===== AANGELEVERDE TEKST =====
Lees dit deel als u de camera inclusief de AF-P DX NIKKOR 18–55mm f/3.5–5.6G VR-objectiefset hebt gekocht, verkrijgbaar in bepaalde landen en regio’s. De delen van het objectief worden hieronder vermeld.

1 Objectiefdop
2 Bevestigingsmarkering voor zonnekap
3 Knop intrekbare objectiefcilinder
4 Schaal brandpuntsafstand
5 Markering brandpuntsafstand
6 Objectiefbevestigingsmarkering
7 CPU-contacten
8 Scherpstelring
9 Zoomring
10 Achterste objectiefdop

Dit intrekbare objectief is uitsluitend voor gebruik met DX-formaat digitale SLR-camera’s van Nikon; SLR-filmcamera’s en D3-serie, D2-serie, D1-serie, D700, D300-serie, D200, D100, D90, D80, D70-serie, D60, D50, D40-serie, D7000, D5100, D5000, D3200, D3100, D3000 digitale SLR-camera’s worden niet ondersteund. Bij gebruik met een D5, D4-serie, D810-serie, D800-serie, Df, D750, D610, D600, D7200, D7100, D5500, D5300 of D3300, dient u ervoor te zorgen dat de camerafirmware is bijgewerkt naar de nieuwste versie.
===== GEËXTRAHEERD MATERIAAL =====
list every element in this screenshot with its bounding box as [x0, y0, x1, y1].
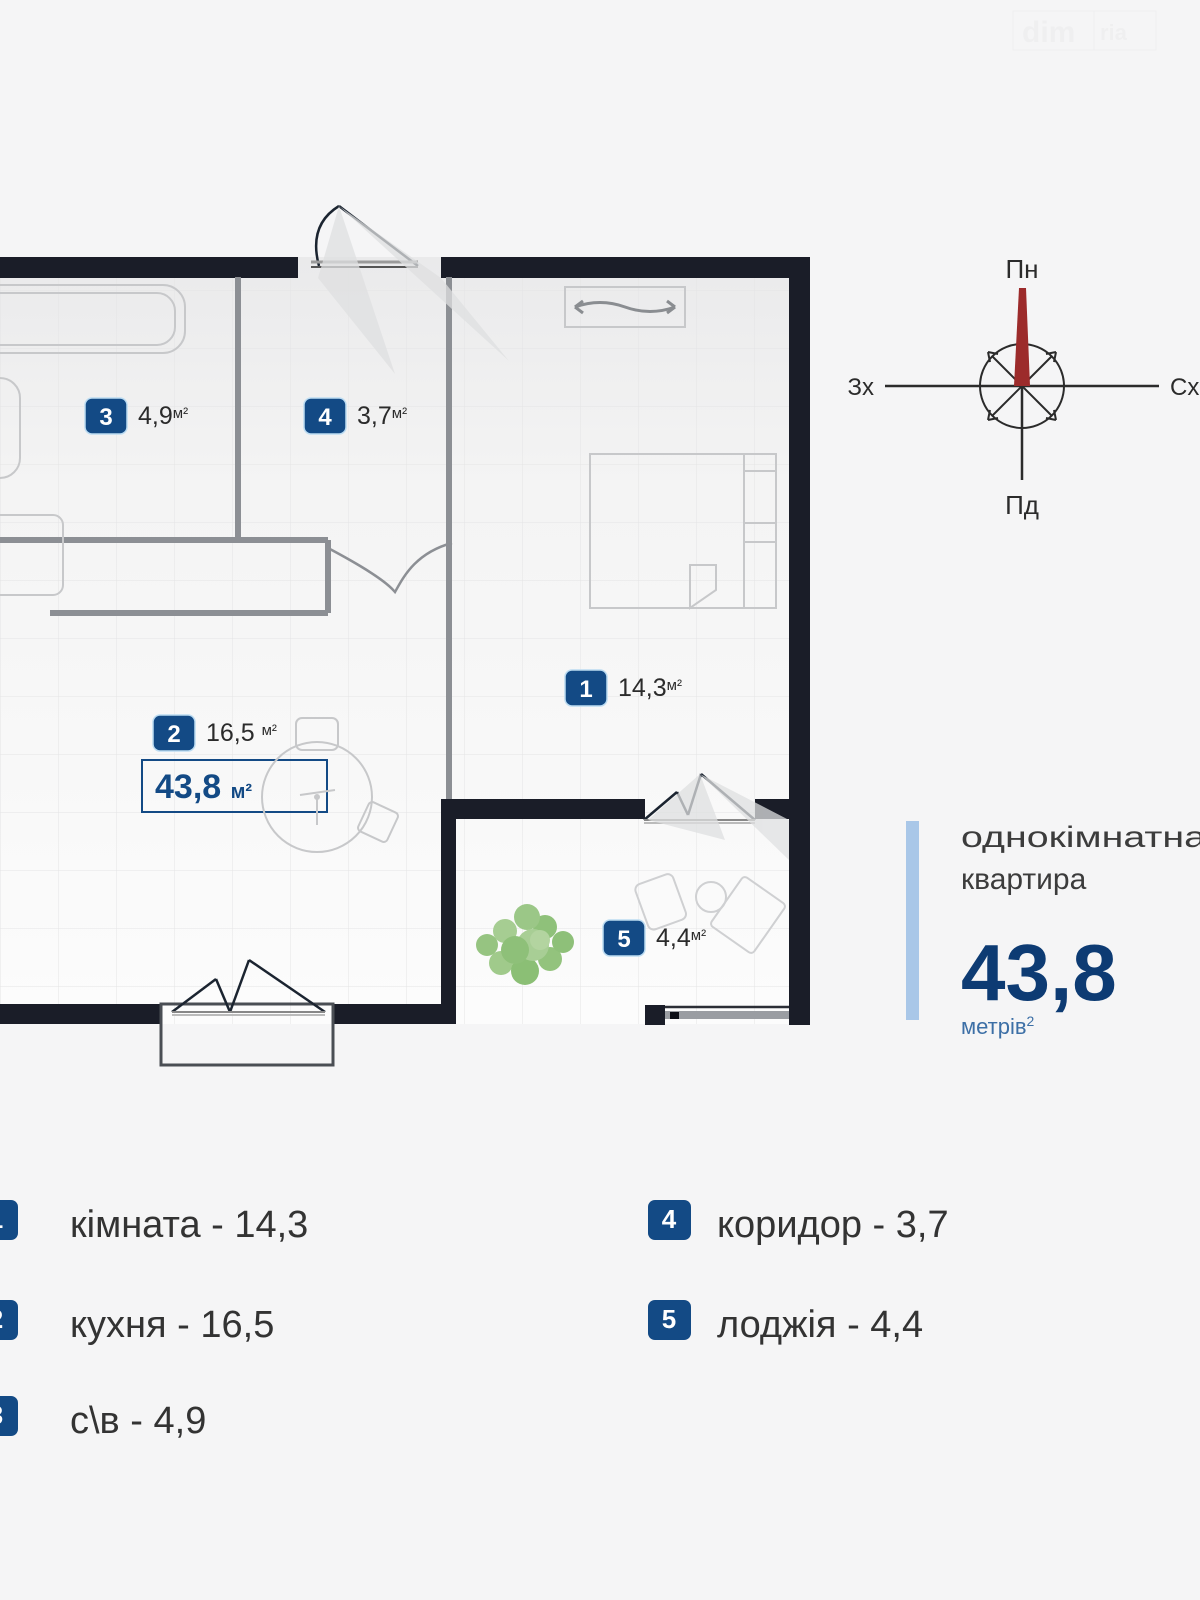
svg-text:с\в - 4,9: с\в - 4,9: [70, 1400, 206, 1442]
svg-text:ria: ria: [1100, 20, 1128, 45]
svg-text:однокімнатна: однокімнатна: [961, 821, 1200, 854]
svg-text:коридор - 3,7: коридор - 3,7: [717, 1204, 949, 1246]
svg-text:Пд: Пд: [1005, 490, 1039, 520]
svg-text:2: 2: [167, 721, 180, 748]
svg-text:43,8: 43,8: [961, 928, 1117, 1017]
svg-text:1: 1: [0, 1204, 3, 1234]
svg-text:Сх: Сх: [1170, 374, 1199, 401]
svg-text:4: 4: [662, 1204, 677, 1234]
svg-text:3: 3: [99, 404, 112, 431]
svg-text:Зх: Зх: [848, 374, 875, 401]
svg-text:5: 5: [662, 1304, 676, 1334]
svg-text:dim: dim: [1022, 16, 1075, 49]
svg-text:5: 5: [617, 926, 630, 953]
svg-text:лоджія - 4,4: лоджія - 4,4: [717, 1304, 923, 1346]
svg-text:Пн: Пн: [1005, 254, 1038, 284]
svg-text:кімната - 14,3: кімната - 14,3: [70, 1204, 308, 1246]
svg-text:кухня - 16,5: кухня - 16,5: [70, 1304, 274, 1346]
svg-text:2: 2: [0, 1304, 3, 1334]
svg-text:квартира: квартира: [961, 863, 1087, 896]
svg-text:метрів2: метрів2: [961, 1013, 1035, 1039]
svg-text:3: 3: [0, 1400, 3, 1430]
svg-text:1: 1: [579, 676, 592, 703]
svg-text:4: 4: [318, 404, 332, 431]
=====
* _WERKINSTRUCTIES_:
• a. Beantwoord aan de hand van de tekst over het objectief de volgende vragen.
(i) Welk nummer draagt de zoomring in de opsomming van de objectiefdelen?
(ii) Voor welk type camera is dit intrekbare objectief uitsluitend bedoeld?
(iii) Wat moet bij gebruik met een D7200 naar de nieuwste versie zijn bijgewerkt?
• b. Geef uit de tekst over het objectief woordelijk het gedeelte terug dat opent met de woorden "Dit intrekbare objectief" en sluit met "de nieuwste versie.".
De items zijn hiervoor niet nodig.

* _ANTWOORDEN PER OPDRACHT_:
• a.
(i) Nummer 9.
(ii) Voor DX-formaat digitale SLR-camera's van Nikon.
(iii) De camerafirmware.

• b.
Dit intrekbare objectief is uitsluitend voor gebruik met DX-formaat digitale SLR-camera’s van Nikon; SLR-filmcamera’s en D3-serie, D2-serie, D1-serie, D700, D300-serie, D200, D100, D90, D80, D70-serie, D60, D50, D40-serie, D7000, D5100, D5000, D3200, D3100, D3000 digitale SLR-camera’s worden niet ondersteund. Bij gebruik met een D5, D4-serie, D810-serie, D800-serie, Df, D750, D610, D600, D7200, D7100, D5500, D5300 of D3300, dient u ervoor te zorgen dat de camerafirmware is bijgewerkt naar de nieuwste versie.